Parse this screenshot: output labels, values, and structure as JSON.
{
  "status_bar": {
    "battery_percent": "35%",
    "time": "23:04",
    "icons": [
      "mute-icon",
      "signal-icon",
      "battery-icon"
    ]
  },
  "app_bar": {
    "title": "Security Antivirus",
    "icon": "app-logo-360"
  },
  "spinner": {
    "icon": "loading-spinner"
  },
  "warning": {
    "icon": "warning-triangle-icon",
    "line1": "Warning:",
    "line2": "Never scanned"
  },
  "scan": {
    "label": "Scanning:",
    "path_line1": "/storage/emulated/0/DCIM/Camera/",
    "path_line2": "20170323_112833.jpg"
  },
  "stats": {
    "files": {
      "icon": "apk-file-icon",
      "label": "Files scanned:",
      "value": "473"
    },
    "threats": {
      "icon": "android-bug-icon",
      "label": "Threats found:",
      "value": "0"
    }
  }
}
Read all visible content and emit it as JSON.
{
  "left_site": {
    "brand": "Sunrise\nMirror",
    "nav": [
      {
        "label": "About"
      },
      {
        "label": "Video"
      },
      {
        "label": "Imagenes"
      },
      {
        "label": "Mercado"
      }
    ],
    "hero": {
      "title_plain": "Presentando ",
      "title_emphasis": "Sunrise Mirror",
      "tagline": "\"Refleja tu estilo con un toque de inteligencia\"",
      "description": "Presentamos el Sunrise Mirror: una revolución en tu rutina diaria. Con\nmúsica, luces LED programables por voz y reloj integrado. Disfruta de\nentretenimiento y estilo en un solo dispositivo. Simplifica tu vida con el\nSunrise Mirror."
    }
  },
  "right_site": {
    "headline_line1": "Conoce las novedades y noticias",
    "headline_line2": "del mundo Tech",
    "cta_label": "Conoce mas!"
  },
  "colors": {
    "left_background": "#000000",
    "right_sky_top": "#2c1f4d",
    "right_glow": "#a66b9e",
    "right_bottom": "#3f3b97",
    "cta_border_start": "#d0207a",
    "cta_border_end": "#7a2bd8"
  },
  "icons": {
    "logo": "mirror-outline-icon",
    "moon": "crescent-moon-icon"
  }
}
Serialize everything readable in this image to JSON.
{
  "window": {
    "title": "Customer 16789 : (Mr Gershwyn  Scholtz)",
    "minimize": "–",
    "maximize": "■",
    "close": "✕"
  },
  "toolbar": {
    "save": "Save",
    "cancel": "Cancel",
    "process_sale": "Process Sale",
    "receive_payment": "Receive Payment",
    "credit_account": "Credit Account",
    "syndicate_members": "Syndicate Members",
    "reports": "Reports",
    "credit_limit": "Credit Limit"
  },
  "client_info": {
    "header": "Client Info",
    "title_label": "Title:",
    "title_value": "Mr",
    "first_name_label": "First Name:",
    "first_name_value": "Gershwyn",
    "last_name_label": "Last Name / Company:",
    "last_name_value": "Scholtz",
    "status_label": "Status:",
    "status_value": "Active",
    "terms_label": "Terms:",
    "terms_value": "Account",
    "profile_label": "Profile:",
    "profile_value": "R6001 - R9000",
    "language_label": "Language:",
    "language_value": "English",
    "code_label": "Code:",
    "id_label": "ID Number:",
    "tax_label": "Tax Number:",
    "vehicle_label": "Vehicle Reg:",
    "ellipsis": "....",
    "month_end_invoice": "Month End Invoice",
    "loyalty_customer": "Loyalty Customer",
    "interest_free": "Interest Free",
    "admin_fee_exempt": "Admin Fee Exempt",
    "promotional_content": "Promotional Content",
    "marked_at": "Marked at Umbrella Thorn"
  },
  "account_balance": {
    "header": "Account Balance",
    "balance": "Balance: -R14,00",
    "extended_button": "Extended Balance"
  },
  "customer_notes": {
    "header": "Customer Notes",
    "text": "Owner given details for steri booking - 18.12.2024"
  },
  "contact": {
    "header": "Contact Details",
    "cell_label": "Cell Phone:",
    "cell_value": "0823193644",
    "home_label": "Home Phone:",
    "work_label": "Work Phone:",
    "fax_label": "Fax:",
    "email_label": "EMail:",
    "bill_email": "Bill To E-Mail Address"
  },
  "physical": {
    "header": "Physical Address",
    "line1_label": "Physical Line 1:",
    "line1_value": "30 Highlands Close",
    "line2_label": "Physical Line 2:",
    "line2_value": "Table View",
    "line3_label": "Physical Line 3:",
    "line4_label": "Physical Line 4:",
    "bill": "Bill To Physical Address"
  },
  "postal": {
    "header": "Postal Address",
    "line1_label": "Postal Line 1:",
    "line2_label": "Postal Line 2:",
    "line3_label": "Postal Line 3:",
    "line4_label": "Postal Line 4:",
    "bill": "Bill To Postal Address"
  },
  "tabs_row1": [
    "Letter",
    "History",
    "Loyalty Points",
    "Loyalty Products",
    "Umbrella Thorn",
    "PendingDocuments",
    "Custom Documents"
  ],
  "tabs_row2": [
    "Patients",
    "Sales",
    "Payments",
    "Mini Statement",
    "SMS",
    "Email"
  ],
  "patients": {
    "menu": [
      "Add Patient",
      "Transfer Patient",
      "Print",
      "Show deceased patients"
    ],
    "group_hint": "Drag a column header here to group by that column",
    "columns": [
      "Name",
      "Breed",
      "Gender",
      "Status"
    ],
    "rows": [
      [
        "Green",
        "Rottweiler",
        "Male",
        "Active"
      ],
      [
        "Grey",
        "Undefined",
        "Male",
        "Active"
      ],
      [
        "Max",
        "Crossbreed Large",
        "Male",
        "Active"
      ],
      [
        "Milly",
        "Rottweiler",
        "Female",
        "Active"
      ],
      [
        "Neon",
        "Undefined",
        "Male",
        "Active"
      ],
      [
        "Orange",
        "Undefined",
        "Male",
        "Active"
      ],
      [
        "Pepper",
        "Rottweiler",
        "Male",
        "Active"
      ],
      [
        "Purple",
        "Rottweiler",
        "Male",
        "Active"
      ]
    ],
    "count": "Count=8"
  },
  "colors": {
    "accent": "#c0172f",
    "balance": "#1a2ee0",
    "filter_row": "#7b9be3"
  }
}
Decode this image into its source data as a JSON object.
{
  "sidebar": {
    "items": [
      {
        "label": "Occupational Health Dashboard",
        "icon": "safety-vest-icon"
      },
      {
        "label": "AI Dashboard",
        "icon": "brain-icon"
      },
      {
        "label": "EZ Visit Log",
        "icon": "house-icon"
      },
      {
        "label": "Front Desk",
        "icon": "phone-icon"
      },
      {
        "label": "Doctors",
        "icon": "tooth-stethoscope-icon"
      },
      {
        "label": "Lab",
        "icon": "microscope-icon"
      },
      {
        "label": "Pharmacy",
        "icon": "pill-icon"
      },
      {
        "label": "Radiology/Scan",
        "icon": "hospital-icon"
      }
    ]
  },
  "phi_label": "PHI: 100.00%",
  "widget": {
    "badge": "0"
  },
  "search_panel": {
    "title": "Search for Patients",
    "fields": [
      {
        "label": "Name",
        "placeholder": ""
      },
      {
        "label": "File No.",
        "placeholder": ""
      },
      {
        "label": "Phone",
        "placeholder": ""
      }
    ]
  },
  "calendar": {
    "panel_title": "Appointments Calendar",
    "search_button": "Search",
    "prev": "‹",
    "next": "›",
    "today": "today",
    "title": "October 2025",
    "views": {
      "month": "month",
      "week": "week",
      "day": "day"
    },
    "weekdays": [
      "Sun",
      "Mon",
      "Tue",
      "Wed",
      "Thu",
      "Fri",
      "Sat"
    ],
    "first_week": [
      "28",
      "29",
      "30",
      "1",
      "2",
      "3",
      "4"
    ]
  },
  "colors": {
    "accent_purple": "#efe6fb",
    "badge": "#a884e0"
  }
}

** What the task asks **
Having read the records, return each one exactly.

** Answer to this problem **
Parse this screenshot: output labels, values, and structure as JSON.
{
  "status_bar": {
    "battery_percent": "35%",
    "time": "23:04",
    "icons": [
      "mute-icon",
      "signal-icon",
      "battery-icon"
    ]
  },
  "app_bar": {
    "title": "Security Antivirus",
    "icon": "app-logo-360"
  },
  "spinner": {
    "icon": "loading-spinner"
  },
  "warning": {
    "icon": "warning-triangle-icon",
    "line1": "Warning:",
    "line2": "Never scanned"
  },
  "scan": {
    "label": "Scanning:",
    "path_line1": "/storage/emulated/0/DCIM/Camera/",
    "path_line2": "20170323_112833.jpg"
  },
  "stats": {
    "files": {
      "icon": "apk-file-icon",
      "label": "Files scanned:",
      "value": "473"
    },
    "threats": {
      "icon": "android-bug-icon",
      "label": "Threats found:",
      "value": "0"
    }
  }
}
Read all visible content and emit it as JSON.
{
  "left_site": {
    "brand": "Sunrise\nMirror",
    "nav": [
      {
        "label": "About"
      },
      {
        "label": "Video"
      },
      {
        "label": "Imagenes"
      },
      {
        "label": "Mercado"
      }
    ],
    "hero": {
      "title_plain": "Presentando ",
      "title_emphasis": "Sunrise Mirror",
      "tagline": "\"Refleja tu estilo con un toque de inteligencia\"",
      "description": "Presentamos el Sunrise Mirror: una revolución en tu rutina diaria. Con\nmúsica, luces LED programables por voz y reloj integrado. Disfruta de\nentretenimiento y estilo en un solo dispositivo. Simplifica tu vida con el\nSunrise Mirror."
    }
  },
  "right_site": {
    "headline_line1": "Conoce las novedades y noticias",
    "headline_line2": "del mundo Tech",
    "cta_label": "Conoce mas!"
  },
  "colors": {
    "left_background": "#000000",
    "right_sky_top": "#2c1f4d",
    "right_glow": "#a66b9e",
    "right_bottom": "#3f3b97",
    "cta_border_start": "#d0207a",
    "cta_border_end": "#7a2bd8"
  },
  "icons": {
    "logo": "mirror-outline-icon",
    "moon": "crescent-moon-icon"
  }
}
Serialize everything readable in this image to JSON.
{
  "window": {
    "title": "Customer 16789 : (Mr Gershwyn  Scholtz)",
    "minimize": "–",
    "maximize": "■",
    "close": "✕"
  },
  "toolbar": {
    "save": "Save",
    "cancel": "Cancel",
    "process_sale": "Process Sale",
    "receive_payment": "Receive Payment",
    "credit_account": "Credit Account",
    "syndicate_members": "Syndicate Members",
    "reports": "Reports",
    "credit_limit": "Credit Limit"
  },
  "client_info": {
    "header": "Client Info",
    "title_label": "Title:",
    "title_value": "Mr",
    "first_name_label": "First Name:",
    "first_name_value": "Gershwyn",
    "last_name_label": "Last Name / Company:",
    "last_name_value": "Scholtz",
    "status_label": "Status:",
    "status_value": "Active",
    "terms_label": "Terms:",
    "terms_value": "Account",
    "profile_label": "Profile:",
    "profile_value": "R6001 - R9000",
    "language_label": "Language:",
    "language_value": "English",
    "code_label": "Code:",
    "id_label": "ID Number:",
    "tax_label": "Tax Number:",
    "vehicle_label": "Vehicle Reg:",
    "ellipsis": "....",
    "month_end_invoice": "Month End Invoice",
    "loyalty_customer": "Loyalty Customer",
    "interest_free": "Interest Free",
    "admin_fee_exempt": "Admin Fee Exempt",
    "promotional_content": "Promotional Content",
    "marked_at": "Marked at Umbrella Thorn"
  },
  "account_balance": {
    "header": "Account Balance",
    "balance": "Balance: -R14,00",
    "extended_button": "Extended Balance"
  },
  "customer_notes": {
    "header": "Customer Notes",
    "text": "Owner given details for steri booking - 18.12.2024"
  },
  "contact": {
    "header": "Contact Details",
    "cell_label": "Cell Phone:",
    "cell_value": "0823193644",
    "home_label": "Home Phone:",
    "work_label": "Work Phone:",
    "fax_label": "Fax:",
    "email_label": "EMail:",
    "bill_email": "Bill To E-Mail Address"
  },
  "physical": {
    "header": "Physical Address",
    "line1_label": "Physical Line 1:",
    "line1_value": "30 Highlands Close",
    "line2_label": "Physical Line 2:",
    "line2_value": "Table View",
    "line3_label": "Physical Line 3:",
    "line4_label": "Physical Line 4:",
    "bill": "Bill To Physical Address"
  },
  "postal": {
    "header": "Postal Address",
    "line1_label": "Postal Line 1:",
    "line2_label": "Postal Line 2:",
    "line3_label": "Postal Line 3:",
    "line4_label": "Postal Line 4:",
    "bill": "Bill To Postal Address"
  },
  "tabs_row1": [
    "Letter",
    "History",
    "Loyalty Points",
    "Loyalty Products",
    "Umbrella Thorn",
    "PendingDocuments",
    "Custom Documents"
  ],
  "tabs_row2": [
    "Patients",
    "Sales",
    "Payments",
    "Mini Statement",
    "SMS",
    "Email"
  ],
  "patients": {
    "menu": [
      "Add Patient",
      "Transfer Patient",
      "Print",
      "Show deceased patients"
    ],
    "group_hint": "Drag a column header here to group by that column",
    "columns": [
      "Name",
      "Breed",
      "Gender",
      "Status"
    ],
    "rows": [
      [
        "Green",
        "Rottweiler",
        "Male",
        "Active"
      ],
      [
        "Grey",
        "Undefined",
        "Male",
        "Active"
      ],
      [
        "Max",
        "Crossbreed Large",
        "Male",
        "Active"
      ],
      [
        "Milly",
        "Rottweiler",
        "Female",
        "Active"
      ],
      [
        "Neon",
        "Undefined",
        "Male",
        "Active"
      ],
      [
        "Orange",
        "Undefined",
        "Male",
        "Active"
      ],
      [
        "Pepper",
        "Rottweiler",
        "Male",
        "Active"
      ],
      [
        "Purple",
        "Rottweiler",
        "Male",
        "Active"
      ]
    ],
    "count": "Count=8"
  },
  "colors": {
    "accent": "#c0172f",
    "balance": "#1a2ee0",
    "filter_row": "#7b9be3"
  }
}
Decode this image into its source data as a JSON object.
{
  "sidebar": {
    "items": [
      {
        "label": "Occupational Health Dashboard",
        "icon": "safety-vest-icon"
      },
      {
        "label": "AI Dashboard",
        "icon": "brain-icon"
      },
      {
        "label": "EZ Visit Log",
        "icon": "house-icon"
      },
      {
        "label": "Front Desk",
        "icon": "phone-icon"
      },
      {
        "label": "Doctors",
        "icon": "tooth-stethoscope-icon"
      },
      {
        "label": "Lab",
        "icon": "microscope-icon"
      },
      {
        "label": "Pharmacy",
        "icon": "pill-icon"
      },
      {
        "label": "Radiology/Scan",
        "icon": "hospital-icon"
      }
    ]
  },
  "phi_label": "PHI: 100.00%",
  "widget": {
    "badge": "0"
  },
  "search_panel": {
    "title": "Search for Patients",
    "fields": [
      {
        "label": "Name",
        "placeholder": ""
      },
      {
        "label": "File No.",
        "placeholder": ""
      },
      {
        "label": "Phone",
        "placeholder": ""
      }
    ]
  },
  "calendar": {
    "panel_title": "Appointments Calendar",
    "search_button": "Search",
    "prev": "‹",
    "next": "›",
    "today": "today",
    "title": "October 2025",
    "views": {
      "month": "month",
      "week": "week",
      "day": "day"
    },
    "weekdays": [
      "Sun",
      "Mon",
      "Tue",
      "Wed",
      "Thu",
      "Fri",
      "Sat"
    ],
    "first_week": [
      "28",
      "29",
      "30",
      "1",
      "2",
      "3",
      "4"
    ]
  },
  "colors": {
    "accent_purple": "#efe6fb",
    "badge": "#a884e0"
  }
}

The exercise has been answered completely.